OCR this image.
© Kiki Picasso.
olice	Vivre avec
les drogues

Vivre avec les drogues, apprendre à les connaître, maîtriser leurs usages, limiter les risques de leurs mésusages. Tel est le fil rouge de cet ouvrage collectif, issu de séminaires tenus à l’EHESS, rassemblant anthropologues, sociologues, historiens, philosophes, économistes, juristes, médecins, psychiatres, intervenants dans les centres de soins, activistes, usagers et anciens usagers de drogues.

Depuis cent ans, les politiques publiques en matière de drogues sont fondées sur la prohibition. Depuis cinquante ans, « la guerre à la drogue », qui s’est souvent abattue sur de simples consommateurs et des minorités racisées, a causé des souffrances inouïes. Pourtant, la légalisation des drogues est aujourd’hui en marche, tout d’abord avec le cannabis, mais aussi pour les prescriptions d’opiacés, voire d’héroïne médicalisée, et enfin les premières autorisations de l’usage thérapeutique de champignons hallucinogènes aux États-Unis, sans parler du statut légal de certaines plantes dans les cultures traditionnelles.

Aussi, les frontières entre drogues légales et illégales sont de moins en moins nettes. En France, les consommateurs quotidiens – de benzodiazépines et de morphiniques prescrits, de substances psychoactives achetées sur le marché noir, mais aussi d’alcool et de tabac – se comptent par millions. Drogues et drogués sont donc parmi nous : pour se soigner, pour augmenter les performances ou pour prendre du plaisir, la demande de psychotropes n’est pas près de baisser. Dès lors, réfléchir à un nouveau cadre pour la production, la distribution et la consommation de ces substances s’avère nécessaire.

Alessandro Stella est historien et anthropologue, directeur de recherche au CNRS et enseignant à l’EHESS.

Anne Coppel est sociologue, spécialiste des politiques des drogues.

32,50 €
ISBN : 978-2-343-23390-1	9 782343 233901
◆ ◆ ◆ ◆ ◆
## Exercise
Take the entries above and copy them out exactly.

## Task solution
OCR this image.
© Kiki Picasso.
olice	Vivre avec
les drogues

Vivre avec les drogues, apprendre à les connaître, maîtriser leurs usages, limiter les risques de leurs mésusages. Tel est le fil rouge de cet ouvrage collectif, issu de séminaires tenus à l’EHESS, rassemblant anthropologues, sociologues, historiens, philosophes, économistes, juristes, médecins, psychiatres, intervenants dans les centres de soins, activistes, usagers et anciens usagers de drogues.

Depuis cent ans, les politiques publiques en matière de drogues sont fondées sur la prohibition. Depuis cinquante ans, « la guerre à la drogue », qui s’est souvent abattue sur de simples consommateurs et des minorités racisées, a causé des souffrances inouïes. Pourtant, la légalisation des drogues est aujourd’hui en marche, tout d’abord avec le cannabis, mais aussi pour les prescriptions d’opiacés, voire d’héroïne médicalisée, et enfin les premières autorisations de l’usage thérapeutique de champignons hallucinogènes aux États-Unis, sans parler du statut légal de certaines plantes dans les cultures traditionnelles.

Aussi, les frontières entre drogues légales et illégales sont de moins en moins nettes. En France, les consommateurs quotidiens – de benzodiazépines et de morphiniques prescrits, de substances psychoactives achetées sur le marché noir, mais aussi d’alcool et de tabac – se comptent par millions. Drogues et drogués sont donc parmi nous : pour se soigner, pour augmenter les performances ou pour prendre du plaisir, la demande de psychotropes n’est pas près de baisser. Dès lors, réfléchir à un nouveau cadre pour la production, la distribution et la consommation de ces substances s’avère nécessaire.

Alessandro Stella est historien et anthropologue, directeur de recherche au CNRS et enseignant à l’EHESS.

Anne Coppel est sociologue, spécialiste des politiques des drogues.

32,50 €
ISBN : 978-2-343-23390-1	9 782343 233901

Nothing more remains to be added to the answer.